--- begin Supplied material ---
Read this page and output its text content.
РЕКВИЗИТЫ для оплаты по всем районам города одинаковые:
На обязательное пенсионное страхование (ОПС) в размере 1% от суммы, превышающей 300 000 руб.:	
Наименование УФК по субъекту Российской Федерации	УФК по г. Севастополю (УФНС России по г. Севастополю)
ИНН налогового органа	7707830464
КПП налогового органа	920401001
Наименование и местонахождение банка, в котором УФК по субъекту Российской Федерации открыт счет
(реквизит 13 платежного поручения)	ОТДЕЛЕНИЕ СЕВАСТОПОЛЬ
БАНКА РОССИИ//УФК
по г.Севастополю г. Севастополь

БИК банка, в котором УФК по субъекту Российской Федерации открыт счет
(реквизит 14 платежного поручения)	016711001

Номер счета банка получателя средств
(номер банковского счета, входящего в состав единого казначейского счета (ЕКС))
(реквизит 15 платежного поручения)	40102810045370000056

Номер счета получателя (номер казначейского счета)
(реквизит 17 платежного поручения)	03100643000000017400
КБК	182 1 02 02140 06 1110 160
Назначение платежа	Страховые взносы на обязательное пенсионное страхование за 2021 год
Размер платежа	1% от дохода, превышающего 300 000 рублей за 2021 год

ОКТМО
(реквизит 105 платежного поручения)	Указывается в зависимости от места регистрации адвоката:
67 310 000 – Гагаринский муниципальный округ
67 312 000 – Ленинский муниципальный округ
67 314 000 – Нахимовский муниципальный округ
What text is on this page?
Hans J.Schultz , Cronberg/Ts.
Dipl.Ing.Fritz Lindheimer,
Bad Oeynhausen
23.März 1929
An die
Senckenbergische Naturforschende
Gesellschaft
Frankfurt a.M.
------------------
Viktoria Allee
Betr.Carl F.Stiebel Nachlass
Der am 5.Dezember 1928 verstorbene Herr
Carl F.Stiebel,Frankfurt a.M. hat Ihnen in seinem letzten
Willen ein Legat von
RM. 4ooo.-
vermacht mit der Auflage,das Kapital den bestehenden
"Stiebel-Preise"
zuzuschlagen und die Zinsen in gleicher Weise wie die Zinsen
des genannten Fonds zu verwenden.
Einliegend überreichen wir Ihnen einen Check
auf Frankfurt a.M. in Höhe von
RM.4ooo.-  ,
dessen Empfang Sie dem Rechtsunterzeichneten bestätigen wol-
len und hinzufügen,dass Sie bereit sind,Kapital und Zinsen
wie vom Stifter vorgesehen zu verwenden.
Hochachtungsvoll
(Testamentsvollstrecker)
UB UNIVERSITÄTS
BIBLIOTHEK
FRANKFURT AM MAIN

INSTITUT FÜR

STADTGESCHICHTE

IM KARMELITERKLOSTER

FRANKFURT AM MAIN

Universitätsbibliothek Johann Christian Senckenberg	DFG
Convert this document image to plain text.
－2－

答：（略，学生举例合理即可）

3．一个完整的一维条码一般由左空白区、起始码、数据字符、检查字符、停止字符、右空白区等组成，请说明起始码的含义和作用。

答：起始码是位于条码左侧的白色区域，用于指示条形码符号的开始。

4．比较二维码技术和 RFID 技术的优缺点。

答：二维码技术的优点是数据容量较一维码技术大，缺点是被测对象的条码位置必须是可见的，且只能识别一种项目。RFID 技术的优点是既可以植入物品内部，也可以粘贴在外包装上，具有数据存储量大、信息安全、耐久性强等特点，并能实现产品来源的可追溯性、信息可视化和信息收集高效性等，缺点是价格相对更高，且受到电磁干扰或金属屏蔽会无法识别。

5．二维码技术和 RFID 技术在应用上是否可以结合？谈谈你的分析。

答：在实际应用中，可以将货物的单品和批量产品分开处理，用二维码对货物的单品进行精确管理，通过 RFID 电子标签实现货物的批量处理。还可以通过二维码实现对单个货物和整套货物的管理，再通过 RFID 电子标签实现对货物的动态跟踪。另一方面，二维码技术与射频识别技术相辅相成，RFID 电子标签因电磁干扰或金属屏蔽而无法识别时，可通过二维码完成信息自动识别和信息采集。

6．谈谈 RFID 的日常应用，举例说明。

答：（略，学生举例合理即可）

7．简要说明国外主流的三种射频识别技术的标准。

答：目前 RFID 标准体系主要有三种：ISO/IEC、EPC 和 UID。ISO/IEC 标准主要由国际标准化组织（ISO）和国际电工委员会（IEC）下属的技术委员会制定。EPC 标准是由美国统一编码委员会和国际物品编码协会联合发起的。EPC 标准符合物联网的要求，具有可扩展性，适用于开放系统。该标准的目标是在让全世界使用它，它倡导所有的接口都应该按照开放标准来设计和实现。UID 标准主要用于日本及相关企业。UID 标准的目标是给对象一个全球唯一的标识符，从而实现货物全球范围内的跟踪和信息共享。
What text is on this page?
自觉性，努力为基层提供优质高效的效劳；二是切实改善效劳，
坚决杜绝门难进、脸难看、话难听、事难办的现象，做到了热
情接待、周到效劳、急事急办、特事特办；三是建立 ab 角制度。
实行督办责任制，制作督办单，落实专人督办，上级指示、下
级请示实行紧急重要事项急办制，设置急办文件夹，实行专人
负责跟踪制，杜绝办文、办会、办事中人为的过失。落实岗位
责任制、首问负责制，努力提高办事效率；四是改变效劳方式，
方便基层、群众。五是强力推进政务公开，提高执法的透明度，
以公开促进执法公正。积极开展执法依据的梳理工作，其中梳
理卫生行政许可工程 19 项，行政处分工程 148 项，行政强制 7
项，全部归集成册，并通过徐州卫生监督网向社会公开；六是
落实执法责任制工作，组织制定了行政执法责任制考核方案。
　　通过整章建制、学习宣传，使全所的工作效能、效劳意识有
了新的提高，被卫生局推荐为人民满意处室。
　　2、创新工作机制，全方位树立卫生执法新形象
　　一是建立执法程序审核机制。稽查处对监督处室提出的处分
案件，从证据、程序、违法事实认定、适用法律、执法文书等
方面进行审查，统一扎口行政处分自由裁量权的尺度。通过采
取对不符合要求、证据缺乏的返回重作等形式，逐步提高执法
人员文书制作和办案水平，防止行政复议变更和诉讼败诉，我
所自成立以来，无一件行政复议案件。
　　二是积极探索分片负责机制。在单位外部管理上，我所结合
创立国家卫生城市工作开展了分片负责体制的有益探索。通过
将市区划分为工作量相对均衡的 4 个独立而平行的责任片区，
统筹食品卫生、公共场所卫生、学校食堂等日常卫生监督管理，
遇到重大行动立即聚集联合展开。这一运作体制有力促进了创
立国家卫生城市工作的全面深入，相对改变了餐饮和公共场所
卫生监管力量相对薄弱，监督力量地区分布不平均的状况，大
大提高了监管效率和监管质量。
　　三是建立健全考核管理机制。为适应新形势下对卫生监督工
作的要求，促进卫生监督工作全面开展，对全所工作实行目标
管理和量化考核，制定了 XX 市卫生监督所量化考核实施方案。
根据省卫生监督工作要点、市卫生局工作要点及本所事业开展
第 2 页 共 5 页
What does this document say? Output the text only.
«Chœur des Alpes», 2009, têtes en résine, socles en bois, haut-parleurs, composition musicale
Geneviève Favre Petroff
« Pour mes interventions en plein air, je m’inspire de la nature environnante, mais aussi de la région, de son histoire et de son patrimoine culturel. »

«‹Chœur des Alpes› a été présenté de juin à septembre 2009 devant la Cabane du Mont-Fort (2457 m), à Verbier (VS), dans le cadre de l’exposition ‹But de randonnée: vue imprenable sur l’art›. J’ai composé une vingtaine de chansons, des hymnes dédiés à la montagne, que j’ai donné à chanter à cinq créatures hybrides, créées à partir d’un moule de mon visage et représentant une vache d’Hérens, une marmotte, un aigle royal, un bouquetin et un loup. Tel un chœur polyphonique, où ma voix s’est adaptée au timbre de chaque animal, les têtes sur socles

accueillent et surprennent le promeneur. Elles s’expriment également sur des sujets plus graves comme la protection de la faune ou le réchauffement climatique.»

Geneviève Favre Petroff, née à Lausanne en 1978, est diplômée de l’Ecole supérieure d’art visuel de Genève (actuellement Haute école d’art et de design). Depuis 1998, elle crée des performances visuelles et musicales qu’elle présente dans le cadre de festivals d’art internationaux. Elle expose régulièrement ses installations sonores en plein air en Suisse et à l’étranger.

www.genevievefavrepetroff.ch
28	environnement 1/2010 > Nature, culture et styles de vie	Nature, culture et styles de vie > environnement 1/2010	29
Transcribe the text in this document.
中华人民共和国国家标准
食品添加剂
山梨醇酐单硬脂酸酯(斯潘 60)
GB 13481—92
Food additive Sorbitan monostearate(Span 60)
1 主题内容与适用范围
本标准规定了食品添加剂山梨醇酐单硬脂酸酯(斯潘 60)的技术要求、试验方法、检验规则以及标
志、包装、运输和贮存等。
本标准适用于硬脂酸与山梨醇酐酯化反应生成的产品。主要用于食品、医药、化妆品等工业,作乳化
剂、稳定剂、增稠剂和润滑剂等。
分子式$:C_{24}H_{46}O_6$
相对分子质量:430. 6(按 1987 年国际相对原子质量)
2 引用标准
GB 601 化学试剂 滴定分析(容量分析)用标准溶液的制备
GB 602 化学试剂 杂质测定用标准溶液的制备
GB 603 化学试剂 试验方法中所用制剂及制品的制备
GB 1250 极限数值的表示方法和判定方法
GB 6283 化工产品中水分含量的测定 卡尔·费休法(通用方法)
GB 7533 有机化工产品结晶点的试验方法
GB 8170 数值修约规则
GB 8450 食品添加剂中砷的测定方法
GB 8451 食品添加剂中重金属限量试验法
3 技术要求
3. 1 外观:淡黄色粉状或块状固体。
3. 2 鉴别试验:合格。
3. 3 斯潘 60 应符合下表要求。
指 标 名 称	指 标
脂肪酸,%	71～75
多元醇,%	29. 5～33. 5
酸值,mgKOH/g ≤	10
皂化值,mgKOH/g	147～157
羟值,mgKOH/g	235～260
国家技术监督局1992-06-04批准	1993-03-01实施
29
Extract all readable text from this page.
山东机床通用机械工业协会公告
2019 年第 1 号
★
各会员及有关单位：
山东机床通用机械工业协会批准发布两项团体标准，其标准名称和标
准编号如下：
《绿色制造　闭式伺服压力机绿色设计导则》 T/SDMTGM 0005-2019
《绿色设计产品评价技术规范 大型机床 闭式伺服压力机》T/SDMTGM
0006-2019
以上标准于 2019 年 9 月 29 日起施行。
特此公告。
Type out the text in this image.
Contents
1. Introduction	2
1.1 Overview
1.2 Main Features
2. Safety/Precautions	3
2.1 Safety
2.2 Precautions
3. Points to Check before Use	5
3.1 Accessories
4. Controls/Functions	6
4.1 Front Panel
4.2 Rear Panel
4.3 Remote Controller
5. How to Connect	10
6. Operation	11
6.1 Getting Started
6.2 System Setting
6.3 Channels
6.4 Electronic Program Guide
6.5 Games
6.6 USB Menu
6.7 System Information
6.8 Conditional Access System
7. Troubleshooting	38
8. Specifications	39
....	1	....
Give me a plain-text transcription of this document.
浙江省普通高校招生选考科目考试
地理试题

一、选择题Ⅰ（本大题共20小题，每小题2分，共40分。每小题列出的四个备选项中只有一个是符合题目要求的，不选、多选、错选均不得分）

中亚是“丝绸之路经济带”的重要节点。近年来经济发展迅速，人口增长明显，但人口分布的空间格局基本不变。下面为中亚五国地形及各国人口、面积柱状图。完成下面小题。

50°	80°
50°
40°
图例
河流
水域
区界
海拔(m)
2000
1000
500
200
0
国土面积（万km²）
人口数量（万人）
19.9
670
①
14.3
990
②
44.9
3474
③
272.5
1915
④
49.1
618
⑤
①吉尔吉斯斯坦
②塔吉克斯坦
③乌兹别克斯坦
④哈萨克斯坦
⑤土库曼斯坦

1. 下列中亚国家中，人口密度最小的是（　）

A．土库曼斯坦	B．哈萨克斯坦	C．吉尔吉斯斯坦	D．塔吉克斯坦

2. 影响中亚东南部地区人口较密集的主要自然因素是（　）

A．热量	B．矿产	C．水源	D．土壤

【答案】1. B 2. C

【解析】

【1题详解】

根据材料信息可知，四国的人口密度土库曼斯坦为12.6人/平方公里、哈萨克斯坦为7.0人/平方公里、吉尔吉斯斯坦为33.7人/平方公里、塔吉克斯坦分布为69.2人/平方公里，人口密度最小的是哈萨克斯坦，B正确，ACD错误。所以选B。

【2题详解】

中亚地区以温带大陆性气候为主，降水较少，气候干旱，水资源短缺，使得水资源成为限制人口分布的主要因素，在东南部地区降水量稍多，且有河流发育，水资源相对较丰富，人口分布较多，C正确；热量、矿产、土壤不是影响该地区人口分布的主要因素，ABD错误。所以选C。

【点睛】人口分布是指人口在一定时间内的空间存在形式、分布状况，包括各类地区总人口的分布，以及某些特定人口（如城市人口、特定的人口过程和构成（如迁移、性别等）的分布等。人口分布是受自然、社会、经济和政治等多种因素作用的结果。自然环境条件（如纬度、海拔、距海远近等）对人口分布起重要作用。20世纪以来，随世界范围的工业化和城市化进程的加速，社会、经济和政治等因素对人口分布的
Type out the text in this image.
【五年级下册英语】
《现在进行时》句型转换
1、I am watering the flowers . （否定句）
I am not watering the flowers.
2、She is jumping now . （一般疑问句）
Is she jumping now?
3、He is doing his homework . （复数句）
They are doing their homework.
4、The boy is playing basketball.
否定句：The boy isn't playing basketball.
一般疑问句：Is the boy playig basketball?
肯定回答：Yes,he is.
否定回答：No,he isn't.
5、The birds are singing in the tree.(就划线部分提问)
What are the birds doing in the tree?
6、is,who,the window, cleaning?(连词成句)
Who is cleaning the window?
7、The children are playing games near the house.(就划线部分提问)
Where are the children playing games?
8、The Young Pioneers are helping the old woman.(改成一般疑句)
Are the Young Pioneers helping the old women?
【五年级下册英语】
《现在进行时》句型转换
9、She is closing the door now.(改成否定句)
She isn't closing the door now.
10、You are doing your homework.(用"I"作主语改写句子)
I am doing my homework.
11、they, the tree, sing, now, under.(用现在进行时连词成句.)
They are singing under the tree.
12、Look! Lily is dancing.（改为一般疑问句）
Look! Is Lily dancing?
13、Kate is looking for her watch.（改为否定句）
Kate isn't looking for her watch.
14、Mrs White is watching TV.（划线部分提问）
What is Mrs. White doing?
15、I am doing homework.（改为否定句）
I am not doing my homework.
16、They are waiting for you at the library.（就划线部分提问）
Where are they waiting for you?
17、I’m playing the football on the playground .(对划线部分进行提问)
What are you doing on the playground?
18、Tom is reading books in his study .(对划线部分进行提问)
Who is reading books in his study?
--- end Supplied material ---
### [Problem to work on]
Copy every single line of the material above that holds "children".

### [Written solution]
7、The children are playing games near the house.(就划线部分提问)
Where are the children playing games?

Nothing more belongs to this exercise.